__THE TASK__: Pull out each line of the records holding the string "Zapobiegawczej".

__DATA PROVIDED__:
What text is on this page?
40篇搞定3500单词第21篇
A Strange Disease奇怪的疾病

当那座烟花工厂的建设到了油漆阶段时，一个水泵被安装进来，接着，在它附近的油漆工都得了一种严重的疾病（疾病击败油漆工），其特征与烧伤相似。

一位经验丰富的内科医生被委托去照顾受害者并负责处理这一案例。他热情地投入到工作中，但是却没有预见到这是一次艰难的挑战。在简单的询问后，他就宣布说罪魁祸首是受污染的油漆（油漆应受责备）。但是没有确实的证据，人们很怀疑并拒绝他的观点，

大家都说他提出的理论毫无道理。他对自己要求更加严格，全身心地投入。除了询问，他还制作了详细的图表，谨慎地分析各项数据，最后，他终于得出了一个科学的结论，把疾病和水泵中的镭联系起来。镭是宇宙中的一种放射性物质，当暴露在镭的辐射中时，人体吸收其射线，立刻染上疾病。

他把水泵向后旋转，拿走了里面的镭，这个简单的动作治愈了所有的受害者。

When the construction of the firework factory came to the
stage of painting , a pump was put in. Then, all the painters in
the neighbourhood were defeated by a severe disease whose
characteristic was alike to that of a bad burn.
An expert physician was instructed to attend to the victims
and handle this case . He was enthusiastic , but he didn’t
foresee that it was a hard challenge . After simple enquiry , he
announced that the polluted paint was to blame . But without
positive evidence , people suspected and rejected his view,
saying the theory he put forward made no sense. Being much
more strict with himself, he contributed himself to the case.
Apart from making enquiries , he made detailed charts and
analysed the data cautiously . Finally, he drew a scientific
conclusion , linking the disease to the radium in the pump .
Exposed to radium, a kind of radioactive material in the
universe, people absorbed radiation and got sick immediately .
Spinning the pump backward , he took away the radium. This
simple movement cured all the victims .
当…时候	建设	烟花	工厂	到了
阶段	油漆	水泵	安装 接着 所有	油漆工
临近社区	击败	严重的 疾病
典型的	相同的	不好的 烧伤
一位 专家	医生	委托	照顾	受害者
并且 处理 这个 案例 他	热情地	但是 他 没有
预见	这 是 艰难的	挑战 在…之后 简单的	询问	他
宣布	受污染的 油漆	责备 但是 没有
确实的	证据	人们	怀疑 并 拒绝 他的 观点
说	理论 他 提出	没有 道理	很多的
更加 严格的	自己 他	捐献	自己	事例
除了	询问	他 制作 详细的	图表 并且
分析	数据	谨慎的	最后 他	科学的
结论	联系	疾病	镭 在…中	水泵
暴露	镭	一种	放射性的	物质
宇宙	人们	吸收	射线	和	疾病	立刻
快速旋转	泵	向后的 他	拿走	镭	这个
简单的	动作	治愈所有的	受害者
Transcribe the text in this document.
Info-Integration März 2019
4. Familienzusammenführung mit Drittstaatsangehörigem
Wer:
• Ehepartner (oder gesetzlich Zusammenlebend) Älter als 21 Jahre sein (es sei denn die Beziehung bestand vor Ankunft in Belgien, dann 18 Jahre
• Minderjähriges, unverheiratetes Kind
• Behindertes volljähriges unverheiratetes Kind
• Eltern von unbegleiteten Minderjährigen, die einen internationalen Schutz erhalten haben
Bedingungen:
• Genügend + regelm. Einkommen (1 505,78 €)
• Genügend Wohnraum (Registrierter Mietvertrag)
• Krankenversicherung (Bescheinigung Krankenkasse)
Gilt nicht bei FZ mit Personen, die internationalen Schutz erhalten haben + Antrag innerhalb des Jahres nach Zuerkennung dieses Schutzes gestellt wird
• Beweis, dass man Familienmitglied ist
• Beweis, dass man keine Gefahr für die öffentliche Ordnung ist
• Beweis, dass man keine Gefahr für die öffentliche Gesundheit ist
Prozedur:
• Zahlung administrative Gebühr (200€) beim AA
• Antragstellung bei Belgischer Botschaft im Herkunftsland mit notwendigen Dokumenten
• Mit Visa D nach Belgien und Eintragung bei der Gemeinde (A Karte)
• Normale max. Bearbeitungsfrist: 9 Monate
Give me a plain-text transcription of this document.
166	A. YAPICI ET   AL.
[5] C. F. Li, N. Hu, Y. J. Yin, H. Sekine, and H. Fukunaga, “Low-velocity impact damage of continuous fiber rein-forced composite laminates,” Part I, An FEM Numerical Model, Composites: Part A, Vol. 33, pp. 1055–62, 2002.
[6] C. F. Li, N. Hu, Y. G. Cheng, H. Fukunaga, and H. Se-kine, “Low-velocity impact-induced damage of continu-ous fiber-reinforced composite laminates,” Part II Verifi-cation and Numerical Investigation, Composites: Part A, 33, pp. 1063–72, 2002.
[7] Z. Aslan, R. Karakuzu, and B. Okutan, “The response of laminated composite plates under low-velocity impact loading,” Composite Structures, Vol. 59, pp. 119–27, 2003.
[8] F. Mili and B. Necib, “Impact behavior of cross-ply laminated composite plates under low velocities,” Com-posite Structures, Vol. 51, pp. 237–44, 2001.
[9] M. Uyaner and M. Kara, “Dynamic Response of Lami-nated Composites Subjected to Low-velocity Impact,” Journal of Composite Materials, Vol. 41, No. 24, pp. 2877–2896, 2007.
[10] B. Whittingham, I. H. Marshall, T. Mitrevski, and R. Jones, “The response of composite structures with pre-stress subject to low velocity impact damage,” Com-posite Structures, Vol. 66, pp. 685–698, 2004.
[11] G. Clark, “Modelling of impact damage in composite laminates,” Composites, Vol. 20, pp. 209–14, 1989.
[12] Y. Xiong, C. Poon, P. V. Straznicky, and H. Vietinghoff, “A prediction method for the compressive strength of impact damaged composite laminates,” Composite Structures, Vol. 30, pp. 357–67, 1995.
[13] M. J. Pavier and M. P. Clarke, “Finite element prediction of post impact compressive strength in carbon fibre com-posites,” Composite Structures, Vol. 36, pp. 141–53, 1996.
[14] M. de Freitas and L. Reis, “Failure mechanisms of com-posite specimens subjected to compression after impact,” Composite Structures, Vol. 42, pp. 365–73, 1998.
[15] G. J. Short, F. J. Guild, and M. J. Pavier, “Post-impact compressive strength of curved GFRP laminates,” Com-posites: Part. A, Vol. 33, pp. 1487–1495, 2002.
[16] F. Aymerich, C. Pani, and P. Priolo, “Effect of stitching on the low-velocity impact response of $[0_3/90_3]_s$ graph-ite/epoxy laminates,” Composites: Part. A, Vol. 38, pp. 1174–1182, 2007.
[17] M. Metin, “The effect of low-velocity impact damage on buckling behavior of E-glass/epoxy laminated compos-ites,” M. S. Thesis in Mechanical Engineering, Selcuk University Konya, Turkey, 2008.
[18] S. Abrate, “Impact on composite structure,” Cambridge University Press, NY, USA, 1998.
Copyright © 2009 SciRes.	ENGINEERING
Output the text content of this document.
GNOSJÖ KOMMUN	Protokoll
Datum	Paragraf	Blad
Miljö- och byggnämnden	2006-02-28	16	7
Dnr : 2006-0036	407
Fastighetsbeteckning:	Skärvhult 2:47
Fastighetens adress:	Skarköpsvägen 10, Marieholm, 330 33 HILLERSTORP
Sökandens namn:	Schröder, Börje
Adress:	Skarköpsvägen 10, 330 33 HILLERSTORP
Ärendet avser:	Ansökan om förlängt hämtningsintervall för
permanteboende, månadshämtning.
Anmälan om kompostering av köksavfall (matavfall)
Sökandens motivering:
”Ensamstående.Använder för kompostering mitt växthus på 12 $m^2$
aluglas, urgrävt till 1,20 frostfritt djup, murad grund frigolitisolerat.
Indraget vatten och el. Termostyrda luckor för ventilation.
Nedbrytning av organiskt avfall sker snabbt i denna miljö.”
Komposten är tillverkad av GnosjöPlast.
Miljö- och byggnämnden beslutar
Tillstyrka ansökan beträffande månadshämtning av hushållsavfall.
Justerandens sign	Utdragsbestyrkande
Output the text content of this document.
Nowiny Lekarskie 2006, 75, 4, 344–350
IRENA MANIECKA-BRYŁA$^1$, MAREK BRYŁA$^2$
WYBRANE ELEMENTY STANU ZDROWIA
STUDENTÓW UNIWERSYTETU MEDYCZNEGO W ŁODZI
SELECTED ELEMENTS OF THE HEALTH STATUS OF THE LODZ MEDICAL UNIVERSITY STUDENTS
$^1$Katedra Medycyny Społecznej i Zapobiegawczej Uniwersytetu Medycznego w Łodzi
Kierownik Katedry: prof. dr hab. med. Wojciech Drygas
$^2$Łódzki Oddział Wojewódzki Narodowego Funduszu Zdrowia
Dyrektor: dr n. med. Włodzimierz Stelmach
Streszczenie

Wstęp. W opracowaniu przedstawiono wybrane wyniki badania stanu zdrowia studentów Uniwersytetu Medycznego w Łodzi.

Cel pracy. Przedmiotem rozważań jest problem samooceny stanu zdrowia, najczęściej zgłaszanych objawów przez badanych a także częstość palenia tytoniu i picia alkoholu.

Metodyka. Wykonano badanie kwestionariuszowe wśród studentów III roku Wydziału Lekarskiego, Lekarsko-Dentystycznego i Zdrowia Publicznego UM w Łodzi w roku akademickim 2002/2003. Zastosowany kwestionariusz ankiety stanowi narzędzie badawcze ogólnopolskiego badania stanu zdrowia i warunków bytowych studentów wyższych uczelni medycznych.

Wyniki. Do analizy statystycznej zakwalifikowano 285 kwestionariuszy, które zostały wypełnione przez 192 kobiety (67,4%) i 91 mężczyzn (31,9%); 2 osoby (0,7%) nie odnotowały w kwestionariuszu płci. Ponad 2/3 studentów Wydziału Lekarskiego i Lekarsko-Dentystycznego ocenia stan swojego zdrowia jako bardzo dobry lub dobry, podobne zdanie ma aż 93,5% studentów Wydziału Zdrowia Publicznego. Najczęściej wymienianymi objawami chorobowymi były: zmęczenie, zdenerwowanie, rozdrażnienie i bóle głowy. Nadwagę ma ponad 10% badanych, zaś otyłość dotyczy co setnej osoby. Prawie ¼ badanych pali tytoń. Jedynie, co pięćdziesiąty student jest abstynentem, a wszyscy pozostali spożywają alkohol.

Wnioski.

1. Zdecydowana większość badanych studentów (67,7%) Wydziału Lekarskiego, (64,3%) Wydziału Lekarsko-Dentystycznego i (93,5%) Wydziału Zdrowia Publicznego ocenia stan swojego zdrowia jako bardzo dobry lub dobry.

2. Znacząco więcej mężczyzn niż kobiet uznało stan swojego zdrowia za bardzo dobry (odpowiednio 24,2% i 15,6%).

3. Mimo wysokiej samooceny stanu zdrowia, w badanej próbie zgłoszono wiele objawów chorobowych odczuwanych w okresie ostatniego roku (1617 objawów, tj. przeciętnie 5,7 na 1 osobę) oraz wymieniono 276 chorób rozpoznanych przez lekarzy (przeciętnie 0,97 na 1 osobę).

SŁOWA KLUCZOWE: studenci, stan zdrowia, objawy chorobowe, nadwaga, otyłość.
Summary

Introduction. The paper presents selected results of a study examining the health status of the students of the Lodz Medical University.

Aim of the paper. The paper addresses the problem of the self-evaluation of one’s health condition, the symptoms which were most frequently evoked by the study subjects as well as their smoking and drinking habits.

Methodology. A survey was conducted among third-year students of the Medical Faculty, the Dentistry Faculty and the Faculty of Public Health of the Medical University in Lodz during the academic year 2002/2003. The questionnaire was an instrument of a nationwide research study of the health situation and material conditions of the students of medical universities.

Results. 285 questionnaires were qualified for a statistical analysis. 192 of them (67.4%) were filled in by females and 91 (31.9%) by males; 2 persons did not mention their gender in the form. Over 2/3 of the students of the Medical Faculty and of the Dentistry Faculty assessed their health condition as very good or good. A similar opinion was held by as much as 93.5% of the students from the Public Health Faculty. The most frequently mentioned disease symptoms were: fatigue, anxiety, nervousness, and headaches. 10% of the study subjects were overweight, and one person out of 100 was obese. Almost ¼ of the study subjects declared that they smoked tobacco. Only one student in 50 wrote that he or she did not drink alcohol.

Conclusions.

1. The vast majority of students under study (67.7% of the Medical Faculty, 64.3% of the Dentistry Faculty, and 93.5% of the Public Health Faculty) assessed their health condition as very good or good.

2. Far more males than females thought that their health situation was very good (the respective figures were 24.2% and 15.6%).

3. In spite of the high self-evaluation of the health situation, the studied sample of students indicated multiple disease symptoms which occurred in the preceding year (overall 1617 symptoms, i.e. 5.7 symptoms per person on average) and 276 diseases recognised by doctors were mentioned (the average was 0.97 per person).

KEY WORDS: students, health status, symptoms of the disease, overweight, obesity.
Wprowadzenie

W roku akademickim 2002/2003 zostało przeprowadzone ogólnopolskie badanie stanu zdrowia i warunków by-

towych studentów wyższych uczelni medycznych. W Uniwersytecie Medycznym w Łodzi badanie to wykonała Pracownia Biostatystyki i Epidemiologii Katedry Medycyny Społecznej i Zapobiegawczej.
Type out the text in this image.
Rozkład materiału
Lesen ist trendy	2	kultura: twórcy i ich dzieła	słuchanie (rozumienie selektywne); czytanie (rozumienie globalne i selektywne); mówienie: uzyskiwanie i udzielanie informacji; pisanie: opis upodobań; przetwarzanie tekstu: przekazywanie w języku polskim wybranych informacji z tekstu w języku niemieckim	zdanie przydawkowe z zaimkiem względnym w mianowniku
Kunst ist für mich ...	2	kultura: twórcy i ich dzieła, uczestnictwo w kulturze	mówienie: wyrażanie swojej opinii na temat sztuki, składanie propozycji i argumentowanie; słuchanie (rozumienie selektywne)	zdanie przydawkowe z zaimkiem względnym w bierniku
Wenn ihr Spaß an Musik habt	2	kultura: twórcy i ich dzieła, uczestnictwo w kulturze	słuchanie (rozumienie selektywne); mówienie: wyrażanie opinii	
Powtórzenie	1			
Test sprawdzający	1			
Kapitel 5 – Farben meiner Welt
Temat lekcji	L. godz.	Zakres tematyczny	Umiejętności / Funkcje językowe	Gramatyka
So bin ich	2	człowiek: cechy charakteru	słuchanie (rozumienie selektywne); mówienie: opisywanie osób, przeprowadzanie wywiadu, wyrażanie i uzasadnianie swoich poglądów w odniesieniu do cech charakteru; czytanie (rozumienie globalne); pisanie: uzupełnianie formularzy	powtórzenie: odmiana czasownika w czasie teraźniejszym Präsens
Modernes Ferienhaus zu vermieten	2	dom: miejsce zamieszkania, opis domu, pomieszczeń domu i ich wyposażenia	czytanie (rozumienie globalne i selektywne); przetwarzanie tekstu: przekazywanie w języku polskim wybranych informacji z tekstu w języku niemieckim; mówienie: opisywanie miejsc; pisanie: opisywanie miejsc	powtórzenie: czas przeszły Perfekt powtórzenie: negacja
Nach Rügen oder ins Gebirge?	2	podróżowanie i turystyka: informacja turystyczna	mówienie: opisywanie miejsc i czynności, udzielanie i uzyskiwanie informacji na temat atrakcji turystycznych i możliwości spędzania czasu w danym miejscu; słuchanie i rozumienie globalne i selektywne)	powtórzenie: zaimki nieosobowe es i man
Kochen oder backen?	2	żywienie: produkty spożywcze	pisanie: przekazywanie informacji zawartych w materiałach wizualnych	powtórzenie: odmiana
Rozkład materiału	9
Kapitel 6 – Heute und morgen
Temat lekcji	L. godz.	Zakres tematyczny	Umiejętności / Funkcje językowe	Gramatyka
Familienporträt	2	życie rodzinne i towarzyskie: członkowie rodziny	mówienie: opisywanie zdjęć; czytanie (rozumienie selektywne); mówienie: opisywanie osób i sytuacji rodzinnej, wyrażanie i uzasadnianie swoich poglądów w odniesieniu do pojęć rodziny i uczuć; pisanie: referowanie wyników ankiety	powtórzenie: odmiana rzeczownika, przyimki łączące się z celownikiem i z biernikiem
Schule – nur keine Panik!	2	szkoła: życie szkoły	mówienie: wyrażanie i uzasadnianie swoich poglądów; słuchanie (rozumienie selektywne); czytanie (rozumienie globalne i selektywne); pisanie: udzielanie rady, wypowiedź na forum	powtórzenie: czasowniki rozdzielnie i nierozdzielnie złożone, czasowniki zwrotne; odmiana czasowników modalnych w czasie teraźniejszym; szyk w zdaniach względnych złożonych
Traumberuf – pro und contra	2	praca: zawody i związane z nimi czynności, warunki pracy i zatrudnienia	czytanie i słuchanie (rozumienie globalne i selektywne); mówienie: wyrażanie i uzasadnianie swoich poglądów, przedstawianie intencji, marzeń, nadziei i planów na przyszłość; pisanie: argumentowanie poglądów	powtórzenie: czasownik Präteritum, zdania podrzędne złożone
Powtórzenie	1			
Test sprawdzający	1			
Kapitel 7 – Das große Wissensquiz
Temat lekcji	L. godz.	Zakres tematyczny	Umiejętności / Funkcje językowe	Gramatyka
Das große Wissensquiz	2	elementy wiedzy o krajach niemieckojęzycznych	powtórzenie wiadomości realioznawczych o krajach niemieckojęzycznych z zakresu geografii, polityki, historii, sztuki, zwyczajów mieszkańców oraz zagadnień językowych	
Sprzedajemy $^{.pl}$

__RESPONSE BELOW__:
$^1$Katedra Medycyny Społecznej i Zapobiegawczej Uniwersytetu Medycznego w Łodzi
towych studentów wyższych uczelni medycznych. W Uniwersytecie Medycznym w Łodzi badanie to wykonała Pracownia Biostatystyki i Epidemiologii Katedry Medycyny Społecznej i Zapobiegawczej.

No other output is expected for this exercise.